▶ SHORT TASK: Check each line of the data for "Proportion" and select those that have it.

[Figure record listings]
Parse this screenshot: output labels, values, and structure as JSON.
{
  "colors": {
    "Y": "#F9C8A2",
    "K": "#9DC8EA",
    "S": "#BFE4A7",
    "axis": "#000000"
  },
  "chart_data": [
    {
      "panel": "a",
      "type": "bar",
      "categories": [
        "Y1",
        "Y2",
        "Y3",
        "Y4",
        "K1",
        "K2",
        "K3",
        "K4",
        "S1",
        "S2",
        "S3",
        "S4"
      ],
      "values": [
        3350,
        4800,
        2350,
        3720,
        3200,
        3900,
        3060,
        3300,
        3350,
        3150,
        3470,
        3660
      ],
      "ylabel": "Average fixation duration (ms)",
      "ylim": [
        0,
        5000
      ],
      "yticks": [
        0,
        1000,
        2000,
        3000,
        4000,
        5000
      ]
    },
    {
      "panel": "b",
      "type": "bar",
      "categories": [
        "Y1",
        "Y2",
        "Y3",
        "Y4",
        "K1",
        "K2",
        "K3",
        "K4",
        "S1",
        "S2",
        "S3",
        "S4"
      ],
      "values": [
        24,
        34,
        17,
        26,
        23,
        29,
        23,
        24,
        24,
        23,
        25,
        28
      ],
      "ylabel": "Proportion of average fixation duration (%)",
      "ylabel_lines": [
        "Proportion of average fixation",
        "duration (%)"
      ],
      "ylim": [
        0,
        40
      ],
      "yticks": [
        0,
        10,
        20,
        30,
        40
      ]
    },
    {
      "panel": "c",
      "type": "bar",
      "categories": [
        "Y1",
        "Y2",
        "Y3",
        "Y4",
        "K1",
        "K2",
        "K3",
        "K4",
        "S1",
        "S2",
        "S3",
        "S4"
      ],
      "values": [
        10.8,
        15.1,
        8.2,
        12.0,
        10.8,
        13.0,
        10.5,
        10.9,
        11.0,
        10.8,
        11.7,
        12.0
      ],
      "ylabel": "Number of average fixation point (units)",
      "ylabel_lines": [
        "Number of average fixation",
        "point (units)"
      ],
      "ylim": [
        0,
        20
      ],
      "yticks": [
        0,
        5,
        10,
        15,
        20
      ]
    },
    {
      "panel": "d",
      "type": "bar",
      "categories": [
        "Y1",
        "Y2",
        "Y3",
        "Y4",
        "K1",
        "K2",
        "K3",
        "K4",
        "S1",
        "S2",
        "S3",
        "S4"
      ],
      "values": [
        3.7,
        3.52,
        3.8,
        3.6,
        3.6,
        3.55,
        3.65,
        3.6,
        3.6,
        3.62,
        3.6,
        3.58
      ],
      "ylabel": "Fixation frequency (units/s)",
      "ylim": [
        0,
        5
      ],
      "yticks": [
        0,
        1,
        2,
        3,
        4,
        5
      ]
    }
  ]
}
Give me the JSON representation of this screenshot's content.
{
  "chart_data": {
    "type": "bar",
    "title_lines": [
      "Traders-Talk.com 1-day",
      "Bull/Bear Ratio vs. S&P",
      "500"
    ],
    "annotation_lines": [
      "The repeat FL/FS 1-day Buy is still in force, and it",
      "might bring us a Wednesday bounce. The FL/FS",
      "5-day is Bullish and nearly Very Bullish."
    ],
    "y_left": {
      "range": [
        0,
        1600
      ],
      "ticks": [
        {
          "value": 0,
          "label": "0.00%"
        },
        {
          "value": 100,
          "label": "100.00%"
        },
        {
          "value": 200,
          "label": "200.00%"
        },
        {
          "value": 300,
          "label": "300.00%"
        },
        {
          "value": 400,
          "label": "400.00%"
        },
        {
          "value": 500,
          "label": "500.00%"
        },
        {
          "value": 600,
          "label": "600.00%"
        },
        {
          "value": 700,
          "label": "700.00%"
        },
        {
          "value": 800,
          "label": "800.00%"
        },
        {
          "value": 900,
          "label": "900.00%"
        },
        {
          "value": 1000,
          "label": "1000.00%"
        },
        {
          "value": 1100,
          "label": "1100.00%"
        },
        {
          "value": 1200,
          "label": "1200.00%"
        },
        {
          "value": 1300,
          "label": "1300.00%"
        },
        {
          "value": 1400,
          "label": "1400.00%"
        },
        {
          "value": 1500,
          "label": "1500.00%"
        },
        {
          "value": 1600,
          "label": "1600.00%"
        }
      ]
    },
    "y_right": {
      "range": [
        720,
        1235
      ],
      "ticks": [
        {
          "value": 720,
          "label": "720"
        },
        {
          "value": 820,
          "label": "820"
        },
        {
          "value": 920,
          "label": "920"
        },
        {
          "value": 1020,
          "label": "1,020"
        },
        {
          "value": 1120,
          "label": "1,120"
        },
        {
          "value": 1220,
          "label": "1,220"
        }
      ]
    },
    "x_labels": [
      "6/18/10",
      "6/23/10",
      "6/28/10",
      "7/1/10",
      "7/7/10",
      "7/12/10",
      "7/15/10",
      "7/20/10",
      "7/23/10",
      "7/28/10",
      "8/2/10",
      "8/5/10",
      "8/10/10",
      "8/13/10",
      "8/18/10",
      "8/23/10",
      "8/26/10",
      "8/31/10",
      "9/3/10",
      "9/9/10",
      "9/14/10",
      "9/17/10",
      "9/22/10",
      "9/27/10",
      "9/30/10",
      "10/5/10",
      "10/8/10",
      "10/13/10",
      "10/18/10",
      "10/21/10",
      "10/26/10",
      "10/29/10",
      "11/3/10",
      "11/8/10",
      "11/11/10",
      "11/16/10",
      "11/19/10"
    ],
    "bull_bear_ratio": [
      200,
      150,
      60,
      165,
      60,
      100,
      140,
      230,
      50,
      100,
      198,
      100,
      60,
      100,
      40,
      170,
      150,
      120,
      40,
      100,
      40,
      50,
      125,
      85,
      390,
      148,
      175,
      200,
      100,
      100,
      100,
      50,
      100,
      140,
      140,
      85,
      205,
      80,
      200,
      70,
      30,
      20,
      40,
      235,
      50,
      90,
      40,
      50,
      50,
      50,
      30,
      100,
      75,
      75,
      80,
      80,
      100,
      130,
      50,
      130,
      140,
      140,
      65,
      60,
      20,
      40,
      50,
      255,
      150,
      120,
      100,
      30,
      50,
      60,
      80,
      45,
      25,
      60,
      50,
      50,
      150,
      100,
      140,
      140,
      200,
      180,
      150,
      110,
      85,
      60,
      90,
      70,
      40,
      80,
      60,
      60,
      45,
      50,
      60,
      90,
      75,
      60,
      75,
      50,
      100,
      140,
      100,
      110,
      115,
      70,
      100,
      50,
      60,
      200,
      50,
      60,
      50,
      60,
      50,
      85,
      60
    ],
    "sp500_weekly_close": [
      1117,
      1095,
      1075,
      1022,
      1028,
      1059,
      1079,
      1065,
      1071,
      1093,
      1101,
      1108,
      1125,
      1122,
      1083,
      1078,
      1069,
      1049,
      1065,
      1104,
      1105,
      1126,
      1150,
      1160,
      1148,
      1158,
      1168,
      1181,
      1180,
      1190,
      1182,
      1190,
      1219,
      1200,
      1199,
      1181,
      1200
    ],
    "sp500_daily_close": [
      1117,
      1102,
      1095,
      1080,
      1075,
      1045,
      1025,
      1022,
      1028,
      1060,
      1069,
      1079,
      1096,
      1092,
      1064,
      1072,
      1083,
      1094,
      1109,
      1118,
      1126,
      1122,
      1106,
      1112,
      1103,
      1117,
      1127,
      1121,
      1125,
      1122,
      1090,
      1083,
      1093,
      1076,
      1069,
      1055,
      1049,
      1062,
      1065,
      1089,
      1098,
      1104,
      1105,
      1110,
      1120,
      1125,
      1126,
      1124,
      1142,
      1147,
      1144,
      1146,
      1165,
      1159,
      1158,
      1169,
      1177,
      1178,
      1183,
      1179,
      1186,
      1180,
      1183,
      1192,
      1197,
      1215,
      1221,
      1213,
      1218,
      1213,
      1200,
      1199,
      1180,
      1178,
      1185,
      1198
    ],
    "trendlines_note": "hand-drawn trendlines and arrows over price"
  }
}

...

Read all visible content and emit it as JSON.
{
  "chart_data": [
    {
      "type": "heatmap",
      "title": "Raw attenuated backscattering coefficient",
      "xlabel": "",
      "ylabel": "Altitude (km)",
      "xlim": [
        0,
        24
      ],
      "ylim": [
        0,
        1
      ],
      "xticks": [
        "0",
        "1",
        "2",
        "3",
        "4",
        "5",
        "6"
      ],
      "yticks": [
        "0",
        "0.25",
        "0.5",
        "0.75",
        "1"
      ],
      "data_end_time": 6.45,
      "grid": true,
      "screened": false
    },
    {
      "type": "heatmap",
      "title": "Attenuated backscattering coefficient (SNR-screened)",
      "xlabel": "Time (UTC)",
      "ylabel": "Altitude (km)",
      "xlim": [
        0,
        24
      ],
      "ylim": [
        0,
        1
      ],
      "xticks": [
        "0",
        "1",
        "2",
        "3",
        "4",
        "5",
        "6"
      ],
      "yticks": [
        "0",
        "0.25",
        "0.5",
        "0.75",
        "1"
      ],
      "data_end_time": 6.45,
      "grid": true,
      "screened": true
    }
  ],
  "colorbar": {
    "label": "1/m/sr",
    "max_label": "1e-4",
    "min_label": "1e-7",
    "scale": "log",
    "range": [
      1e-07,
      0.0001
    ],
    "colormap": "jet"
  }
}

---

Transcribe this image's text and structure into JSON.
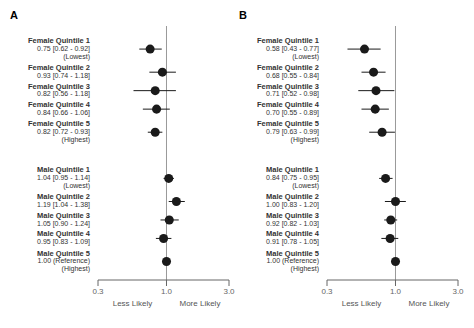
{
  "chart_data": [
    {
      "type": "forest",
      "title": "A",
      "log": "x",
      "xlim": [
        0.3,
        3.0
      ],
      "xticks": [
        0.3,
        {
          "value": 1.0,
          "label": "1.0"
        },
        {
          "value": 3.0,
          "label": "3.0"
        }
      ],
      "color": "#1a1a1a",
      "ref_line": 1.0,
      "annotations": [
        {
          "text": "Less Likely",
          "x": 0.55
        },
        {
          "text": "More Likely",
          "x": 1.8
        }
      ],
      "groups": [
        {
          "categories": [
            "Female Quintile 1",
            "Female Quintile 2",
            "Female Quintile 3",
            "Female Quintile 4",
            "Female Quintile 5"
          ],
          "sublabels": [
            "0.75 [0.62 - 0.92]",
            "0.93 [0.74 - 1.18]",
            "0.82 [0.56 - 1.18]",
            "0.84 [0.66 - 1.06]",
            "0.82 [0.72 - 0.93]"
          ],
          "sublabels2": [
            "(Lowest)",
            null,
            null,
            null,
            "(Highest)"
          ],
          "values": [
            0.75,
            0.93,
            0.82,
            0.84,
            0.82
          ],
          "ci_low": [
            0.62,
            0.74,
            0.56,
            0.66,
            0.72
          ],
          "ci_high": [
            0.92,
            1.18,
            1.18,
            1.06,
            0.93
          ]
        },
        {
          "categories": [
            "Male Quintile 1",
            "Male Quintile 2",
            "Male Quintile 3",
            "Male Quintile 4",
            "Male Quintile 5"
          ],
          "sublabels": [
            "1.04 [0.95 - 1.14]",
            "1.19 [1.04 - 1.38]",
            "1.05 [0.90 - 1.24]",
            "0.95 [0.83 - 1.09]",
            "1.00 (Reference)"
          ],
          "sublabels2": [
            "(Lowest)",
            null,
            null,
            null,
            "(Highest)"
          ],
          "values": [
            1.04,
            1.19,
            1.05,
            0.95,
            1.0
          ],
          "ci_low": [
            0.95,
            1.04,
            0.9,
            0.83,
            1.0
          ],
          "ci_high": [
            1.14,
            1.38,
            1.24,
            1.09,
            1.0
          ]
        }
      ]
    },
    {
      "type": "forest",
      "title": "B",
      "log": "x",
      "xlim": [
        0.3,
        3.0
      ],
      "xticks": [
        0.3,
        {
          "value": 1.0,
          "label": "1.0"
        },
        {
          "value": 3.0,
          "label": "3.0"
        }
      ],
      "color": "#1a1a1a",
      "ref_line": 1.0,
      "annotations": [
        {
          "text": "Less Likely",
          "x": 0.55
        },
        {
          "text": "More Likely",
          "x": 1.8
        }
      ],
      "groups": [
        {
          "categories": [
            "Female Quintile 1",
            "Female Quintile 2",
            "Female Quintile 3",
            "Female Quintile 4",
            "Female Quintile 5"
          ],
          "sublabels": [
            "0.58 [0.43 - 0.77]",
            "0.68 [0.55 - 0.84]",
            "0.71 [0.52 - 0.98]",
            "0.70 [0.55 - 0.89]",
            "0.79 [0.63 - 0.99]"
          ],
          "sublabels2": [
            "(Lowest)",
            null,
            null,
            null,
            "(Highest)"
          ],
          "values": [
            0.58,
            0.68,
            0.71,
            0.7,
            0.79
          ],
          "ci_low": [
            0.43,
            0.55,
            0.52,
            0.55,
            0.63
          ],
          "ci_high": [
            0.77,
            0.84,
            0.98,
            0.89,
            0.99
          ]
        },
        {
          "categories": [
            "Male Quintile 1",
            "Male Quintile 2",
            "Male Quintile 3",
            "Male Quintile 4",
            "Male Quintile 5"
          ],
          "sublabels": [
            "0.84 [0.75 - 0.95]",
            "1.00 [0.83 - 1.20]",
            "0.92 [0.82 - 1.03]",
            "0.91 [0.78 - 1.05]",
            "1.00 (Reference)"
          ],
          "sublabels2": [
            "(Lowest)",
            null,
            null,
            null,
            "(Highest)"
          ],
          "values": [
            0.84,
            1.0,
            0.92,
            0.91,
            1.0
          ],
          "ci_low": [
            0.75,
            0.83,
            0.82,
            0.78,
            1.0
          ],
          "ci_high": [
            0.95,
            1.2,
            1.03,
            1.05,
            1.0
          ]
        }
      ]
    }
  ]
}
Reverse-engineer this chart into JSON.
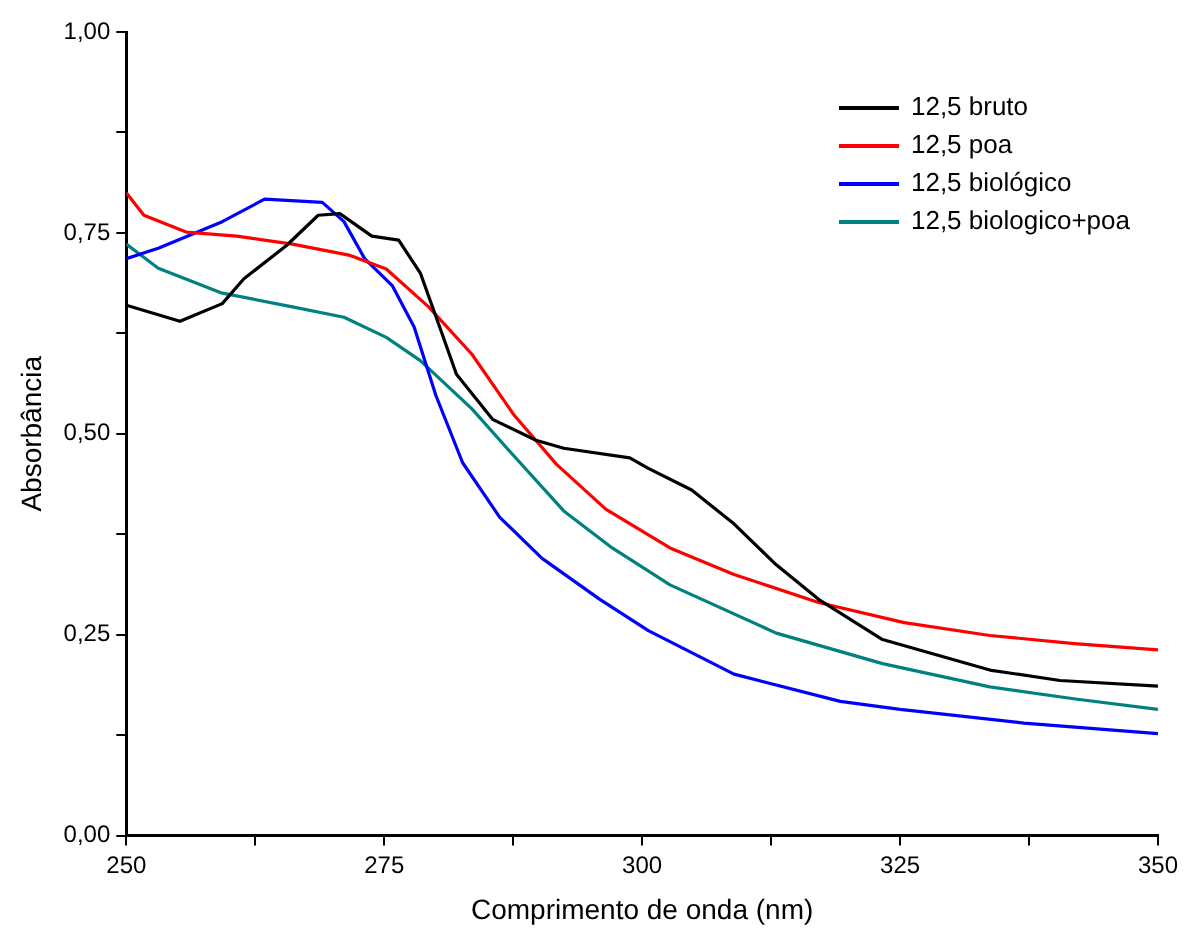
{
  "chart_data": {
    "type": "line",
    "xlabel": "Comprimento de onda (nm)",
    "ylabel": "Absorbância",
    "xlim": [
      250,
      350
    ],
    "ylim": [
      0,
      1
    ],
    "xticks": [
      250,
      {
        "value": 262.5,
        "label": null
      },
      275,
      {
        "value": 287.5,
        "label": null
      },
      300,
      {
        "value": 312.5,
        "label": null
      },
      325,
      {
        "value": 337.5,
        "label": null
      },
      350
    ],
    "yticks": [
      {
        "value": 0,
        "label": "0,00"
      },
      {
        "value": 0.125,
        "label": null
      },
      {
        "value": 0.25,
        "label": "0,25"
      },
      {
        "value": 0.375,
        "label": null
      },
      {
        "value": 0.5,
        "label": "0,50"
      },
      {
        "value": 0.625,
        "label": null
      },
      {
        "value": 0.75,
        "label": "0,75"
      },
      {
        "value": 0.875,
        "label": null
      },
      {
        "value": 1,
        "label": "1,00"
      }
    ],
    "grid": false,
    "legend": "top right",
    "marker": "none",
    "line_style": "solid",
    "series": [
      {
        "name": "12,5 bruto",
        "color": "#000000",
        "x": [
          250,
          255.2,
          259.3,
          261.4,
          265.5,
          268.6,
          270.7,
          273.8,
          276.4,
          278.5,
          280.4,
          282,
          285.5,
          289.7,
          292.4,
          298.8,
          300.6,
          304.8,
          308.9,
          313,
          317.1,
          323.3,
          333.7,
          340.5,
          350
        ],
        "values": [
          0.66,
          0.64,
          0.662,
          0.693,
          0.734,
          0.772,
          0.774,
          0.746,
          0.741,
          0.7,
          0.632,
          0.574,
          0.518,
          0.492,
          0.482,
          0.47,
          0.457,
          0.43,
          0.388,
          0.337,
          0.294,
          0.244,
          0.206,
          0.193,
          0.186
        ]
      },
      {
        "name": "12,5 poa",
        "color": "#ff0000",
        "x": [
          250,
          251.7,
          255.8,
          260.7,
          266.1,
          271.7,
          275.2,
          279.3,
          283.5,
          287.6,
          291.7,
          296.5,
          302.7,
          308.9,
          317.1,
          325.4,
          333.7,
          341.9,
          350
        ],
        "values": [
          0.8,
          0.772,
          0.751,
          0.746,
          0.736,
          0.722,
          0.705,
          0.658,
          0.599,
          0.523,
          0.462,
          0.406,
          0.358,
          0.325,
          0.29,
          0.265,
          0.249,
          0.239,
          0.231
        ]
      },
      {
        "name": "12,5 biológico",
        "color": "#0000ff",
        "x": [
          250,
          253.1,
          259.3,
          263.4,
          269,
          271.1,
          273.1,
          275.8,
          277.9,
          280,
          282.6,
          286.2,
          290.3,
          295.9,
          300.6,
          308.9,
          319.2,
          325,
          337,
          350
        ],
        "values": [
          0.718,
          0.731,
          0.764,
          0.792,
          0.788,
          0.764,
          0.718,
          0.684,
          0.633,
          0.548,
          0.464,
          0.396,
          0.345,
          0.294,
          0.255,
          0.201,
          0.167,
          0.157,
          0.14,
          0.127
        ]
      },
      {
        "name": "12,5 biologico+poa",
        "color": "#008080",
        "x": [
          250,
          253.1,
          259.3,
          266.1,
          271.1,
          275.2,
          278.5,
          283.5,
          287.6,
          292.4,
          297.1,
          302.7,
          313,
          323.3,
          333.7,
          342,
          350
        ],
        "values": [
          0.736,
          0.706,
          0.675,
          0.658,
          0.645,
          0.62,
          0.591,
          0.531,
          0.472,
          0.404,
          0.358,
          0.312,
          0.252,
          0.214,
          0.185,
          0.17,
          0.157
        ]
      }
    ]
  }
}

▶ EXPECTED ANSWER:
      "ylabel": "Proportion of average fixation duration (%)",
        "Proportion of average fixation",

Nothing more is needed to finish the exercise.